(Items from a dataset)
+===+
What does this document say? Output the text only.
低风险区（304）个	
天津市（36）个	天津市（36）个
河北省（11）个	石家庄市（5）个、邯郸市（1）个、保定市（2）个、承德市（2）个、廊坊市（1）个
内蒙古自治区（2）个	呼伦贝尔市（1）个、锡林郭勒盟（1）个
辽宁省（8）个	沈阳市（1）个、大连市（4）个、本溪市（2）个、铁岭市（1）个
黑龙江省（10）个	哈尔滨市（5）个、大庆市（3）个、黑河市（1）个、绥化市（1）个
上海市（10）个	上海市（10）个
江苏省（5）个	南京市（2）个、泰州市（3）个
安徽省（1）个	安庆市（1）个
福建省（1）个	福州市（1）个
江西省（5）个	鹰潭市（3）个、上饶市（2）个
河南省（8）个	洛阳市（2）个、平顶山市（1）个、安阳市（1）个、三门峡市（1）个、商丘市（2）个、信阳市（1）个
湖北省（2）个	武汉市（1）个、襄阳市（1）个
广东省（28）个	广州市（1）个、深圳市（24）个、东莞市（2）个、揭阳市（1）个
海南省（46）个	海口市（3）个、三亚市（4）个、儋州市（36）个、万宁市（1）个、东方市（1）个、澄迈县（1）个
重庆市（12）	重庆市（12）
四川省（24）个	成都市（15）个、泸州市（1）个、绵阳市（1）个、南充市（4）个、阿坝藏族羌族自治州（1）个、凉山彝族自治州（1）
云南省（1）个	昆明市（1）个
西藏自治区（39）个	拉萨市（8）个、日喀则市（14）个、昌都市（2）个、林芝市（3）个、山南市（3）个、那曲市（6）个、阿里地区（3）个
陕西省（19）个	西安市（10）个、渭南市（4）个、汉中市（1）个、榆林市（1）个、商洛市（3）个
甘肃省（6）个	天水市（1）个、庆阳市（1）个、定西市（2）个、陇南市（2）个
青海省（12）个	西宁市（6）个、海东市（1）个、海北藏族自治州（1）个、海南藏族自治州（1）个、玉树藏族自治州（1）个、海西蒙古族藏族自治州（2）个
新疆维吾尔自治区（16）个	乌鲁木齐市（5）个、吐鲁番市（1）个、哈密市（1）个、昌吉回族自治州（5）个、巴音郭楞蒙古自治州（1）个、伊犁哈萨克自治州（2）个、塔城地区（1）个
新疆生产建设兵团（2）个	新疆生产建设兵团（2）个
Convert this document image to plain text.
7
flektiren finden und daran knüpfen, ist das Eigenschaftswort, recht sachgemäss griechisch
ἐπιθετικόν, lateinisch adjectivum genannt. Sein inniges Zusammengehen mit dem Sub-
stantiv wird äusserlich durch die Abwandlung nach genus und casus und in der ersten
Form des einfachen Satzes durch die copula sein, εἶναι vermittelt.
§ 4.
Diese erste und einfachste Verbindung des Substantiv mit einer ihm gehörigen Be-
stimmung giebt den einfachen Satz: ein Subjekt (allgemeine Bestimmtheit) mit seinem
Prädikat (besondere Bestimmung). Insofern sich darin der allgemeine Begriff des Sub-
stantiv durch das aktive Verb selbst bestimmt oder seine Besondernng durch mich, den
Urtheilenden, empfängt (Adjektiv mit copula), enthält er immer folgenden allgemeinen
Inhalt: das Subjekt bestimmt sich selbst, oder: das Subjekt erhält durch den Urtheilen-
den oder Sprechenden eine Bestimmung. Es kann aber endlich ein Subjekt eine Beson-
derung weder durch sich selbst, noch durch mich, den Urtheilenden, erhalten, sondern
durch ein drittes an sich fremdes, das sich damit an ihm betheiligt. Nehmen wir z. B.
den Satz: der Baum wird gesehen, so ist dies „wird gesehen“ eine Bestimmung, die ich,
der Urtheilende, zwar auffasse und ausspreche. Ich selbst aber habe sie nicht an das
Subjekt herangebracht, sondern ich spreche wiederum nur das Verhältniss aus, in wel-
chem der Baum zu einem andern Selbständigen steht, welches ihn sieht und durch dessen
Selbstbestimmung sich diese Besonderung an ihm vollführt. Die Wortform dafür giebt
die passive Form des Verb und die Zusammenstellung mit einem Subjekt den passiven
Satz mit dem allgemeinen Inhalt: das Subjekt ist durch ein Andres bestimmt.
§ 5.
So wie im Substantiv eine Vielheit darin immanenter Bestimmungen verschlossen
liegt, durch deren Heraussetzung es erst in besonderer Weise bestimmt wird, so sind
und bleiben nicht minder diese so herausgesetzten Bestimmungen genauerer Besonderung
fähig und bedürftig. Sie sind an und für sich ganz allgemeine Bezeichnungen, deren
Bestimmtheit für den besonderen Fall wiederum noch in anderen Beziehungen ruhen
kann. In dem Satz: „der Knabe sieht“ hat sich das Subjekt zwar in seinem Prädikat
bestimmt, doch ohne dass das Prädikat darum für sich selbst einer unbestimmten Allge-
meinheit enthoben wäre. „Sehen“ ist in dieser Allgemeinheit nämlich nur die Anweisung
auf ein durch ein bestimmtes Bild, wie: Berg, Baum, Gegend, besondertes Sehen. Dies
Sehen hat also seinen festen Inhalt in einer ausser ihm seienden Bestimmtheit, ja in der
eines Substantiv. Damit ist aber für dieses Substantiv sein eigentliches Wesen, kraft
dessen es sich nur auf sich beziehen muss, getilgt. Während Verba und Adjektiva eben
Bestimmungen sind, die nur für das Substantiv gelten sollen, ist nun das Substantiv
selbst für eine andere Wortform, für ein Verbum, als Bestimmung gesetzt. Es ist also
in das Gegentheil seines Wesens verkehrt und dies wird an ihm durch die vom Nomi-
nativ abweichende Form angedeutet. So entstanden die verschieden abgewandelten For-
+===+
Faithfully reproduce all of the records, character for character.

What does this document say? Output the text only.
低风险区（304）个	
天津市（36）个	天津市（36）个
河北省（11）个	石家庄市（5）个、邯郸市（1）个、保定市（2）个、承德市（2）个、廊坊市（1）个
内蒙古自治区（2）个	呼伦贝尔市（1）个、锡林郭勒盟（1）个
辽宁省（8）个	沈阳市（1）个、大连市（4）个、本溪市（2）个、铁岭市（1）个
黑龙江省（10）个	哈尔滨市（5）个、大庆市（3）个、黑河市（1）个、绥化市（1）个
上海市（10）个	上海市（10）个
江苏省（5）个	南京市（2）个、泰州市（3）个
安徽省（1）个	安庆市（1）个
福建省（1）个	福州市（1）个
江西省（5）个	鹰潭市（3）个、上饶市（2）个
河南省（8）个	洛阳市（2）个、平顶山市（1）个、安阳市（1）个、三门峡市（1）个、商丘市（2）个、信阳市（1）个
湖北省（2）个	武汉市（1）个、襄阳市（1）个
广东省（28）个	广州市（1）个、深圳市（24）个、东莞市（2）个、揭阳市（1）个
海南省（46）个	海口市（3）个、三亚市（4）个、儋州市（36）个、万宁市（1）个、东方市（1）个、澄迈县（1）个
重庆市（12）	重庆市（12）
四川省（24）个	成都市（15）个、泸州市（1）个、绵阳市（1）个、南充市（4）个、阿坝藏族羌族自治州（1）个、凉山彝族自治州（1）
云南省（1）个	昆明市（1）个
西藏自治区（39）个	拉萨市（8）个、日喀则市（14）个、昌都市（2）个、林芝市（3）个、山南市（3）个、那曲市（6）个、阿里地区（3）个
陕西省（19）个	西安市（10）个、渭南市（4）个、汉中市（1）个、榆林市（1）个、商洛市（3）个
甘肃省（6）个	天水市（1）个、庆阳市（1）个、定西市（2）个、陇南市（2）个
青海省（12）个	西宁市（6）个、海东市（1）个、海北藏族自治州（1）个、海南藏族自治州（1）个、玉树藏族自治州（1）个、海西蒙古族藏族自治州（2）个
新疆维吾尔自治区（16）个	乌鲁木齐市（5）个、吐鲁番市（1）个、哈密市（1）个、昌吉回族自治州（5）个、巴音郭楞蒙古自治州（1）个、伊犁哈萨克自治州（2）个、塔城地区（1）个
新疆生产建设兵团（2）个	新疆生产建设兵团（2）个
Convert this document image to plain text.
7
flektiren finden und daran knüpfen, ist das Eigenschaftswort, recht sachgemäss griechisch
ἐπιθετικόν, lateinisch adjectivum genannt. Sein inniges Zusammengehen mit dem Sub-
stantiv wird äusserlich durch die Abwandlung nach genus und casus und in der ersten
Form des einfachen Satzes durch die copula sein, εἶναι vermittelt.
§ 4.
Diese erste und einfachste Verbindung des Substantiv mit einer ihm gehörigen Be-
stimmung giebt den einfachen Satz: ein Subjekt (allgemeine Bestimmtheit) mit seinem
Prädikat (besondere Bestimmung). Insofern sich darin der allgemeine Begriff des Sub-
stantiv durch das aktive Verb selbst bestimmt oder seine Besondernng durch mich, den
Urtheilenden, empfängt (Adjektiv mit copula), enthält er immer folgenden allgemeinen
Inhalt: das Subjekt bestimmt sich selbst, oder: das Subjekt erhält durch den Urtheilen-
den oder Sprechenden eine Bestimmung. Es kann aber endlich ein Subjekt eine Beson-
derung weder durch sich selbst, noch durch mich, den Urtheilenden, erhalten, sondern
durch ein drittes an sich fremdes, das sich damit an ihm betheiligt. Nehmen wir z. B.
den Satz: der Baum wird gesehen, so ist dies „wird gesehen“ eine Bestimmung, die ich,
der Urtheilende, zwar auffasse und ausspreche. Ich selbst aber habe sie nicht an das
Subjekt herangebracht, sondern ich spreche wiederum nur das Verhältniss aus, in wel-
chem der Baum zu einem andern Selbständigen steht, welches ihn sieht und durch dessen
Selbstbestimmung sich diese Besonderung an ihm vollführt. Die Wortform dafür giebt
die passive Form des Verb und die Zusammenstellung mit einem Subjekt den passiven
Satz mit dem allgemeinen Inhalt: das Subjekt ist durch ein Andres bestimmt.
§ 5.
So wie im Substantiv eine Vielheit darin immanenter Bestimmungen verschlossen
liegt, durch deren Heraussetzung es erst in besonderer Weise bestimmt wird, so sind
und bleiben nicht minder diese so herausgesetzten Bestimmungen genauerer Besonderung
fähig und bedürftig. Sie sind an und für sich ganz allgemeine Bezeichnungen, deren
Bestimmtheit für den besonderen Fall wiederum noch in anderen Beziehungen ruhen
kann. In dem Satz: „der Knabe sieht“ hat sich das Subjekt zwar in seinem Prädikat
bestimmt, doch ohne dass das Prädikat darum für sich selbst einer unbestimmten Allge-
meinheit enthoben wäre. „Sehen“ ist in dieser Allgemeinheit nämlich nur die Anweisung
auf ein durch ein bestimmtes Bild, wie: Berg, Baum, Gegend, besondertes Sehen. Dies
Sehen hat also seinen festen Inhalt in einer ausser ihm seienden Bestimmtheit, ja in der
eines Substantiv. Damit ist aber für dieses Substantiv sein eigentliches Wesen, kraft
dessen es sich nur auf sich beziehen muss, getilgt. Während Verba und Adjektiva eben
Bestimmungen sind, die nur für das Substantiv gelten sollen, ist nun das Substantiv
selbst für eine andere Wortform, für ein Verbum, als Bestimmung gesetzt. Es ist also
in das Gegentheil seines Wesens verkehrt und dies wird an ihm durch die vom Nomi-
nativ abweichende Form angedeutet. So entstanden die verschieden abgewandelten For-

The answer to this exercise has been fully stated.